Instruction.
Every line with the string "material" should be gathered.

Information provided.
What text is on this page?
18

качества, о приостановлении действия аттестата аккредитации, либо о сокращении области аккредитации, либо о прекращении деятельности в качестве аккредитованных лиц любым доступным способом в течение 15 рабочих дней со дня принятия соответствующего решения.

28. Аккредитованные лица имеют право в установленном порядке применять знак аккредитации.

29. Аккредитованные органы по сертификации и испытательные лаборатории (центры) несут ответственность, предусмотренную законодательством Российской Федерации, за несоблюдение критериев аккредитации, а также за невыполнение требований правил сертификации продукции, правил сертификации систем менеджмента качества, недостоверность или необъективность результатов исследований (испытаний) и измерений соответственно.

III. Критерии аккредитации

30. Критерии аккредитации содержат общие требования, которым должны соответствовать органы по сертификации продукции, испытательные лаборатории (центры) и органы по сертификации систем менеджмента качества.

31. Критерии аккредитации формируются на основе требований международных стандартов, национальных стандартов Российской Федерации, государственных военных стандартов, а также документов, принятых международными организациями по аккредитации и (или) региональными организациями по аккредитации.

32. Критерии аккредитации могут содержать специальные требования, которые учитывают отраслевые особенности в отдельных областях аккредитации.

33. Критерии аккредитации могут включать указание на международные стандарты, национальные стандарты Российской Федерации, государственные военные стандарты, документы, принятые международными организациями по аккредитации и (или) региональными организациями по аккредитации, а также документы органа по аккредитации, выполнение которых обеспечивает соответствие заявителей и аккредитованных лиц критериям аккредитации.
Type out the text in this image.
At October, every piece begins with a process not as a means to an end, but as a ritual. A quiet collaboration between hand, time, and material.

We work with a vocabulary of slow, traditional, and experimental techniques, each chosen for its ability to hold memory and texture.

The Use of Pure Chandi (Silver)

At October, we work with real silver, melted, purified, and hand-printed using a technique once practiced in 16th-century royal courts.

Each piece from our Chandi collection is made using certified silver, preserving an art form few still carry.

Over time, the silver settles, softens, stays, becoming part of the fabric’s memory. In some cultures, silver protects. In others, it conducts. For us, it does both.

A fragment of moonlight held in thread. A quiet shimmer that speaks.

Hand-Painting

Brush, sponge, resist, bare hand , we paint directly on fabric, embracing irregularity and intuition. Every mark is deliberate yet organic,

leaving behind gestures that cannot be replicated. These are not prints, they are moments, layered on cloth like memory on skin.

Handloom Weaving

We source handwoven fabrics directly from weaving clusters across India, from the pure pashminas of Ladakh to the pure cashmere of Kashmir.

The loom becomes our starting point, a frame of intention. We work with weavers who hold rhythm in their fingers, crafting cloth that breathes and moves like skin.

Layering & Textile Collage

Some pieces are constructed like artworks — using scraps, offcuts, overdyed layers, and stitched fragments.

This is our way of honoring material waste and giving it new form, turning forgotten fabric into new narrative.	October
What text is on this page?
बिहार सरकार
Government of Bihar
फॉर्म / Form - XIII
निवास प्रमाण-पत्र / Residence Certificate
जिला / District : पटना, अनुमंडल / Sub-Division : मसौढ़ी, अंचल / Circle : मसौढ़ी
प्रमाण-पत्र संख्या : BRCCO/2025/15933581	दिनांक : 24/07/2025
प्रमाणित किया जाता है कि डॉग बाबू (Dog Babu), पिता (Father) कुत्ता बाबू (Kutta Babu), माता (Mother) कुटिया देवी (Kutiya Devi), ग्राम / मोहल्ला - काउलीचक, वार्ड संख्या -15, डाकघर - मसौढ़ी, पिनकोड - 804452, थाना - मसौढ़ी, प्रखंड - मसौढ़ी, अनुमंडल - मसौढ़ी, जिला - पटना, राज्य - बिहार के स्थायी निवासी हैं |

Response to the exercise.
At October, every piece begins with a process not as a means to an end, but as a ritual. A quiet collaboration between hand, time, and material.
This is our way of honoring material waste and giving it new form, turning forgotten fabric into new narrative.	October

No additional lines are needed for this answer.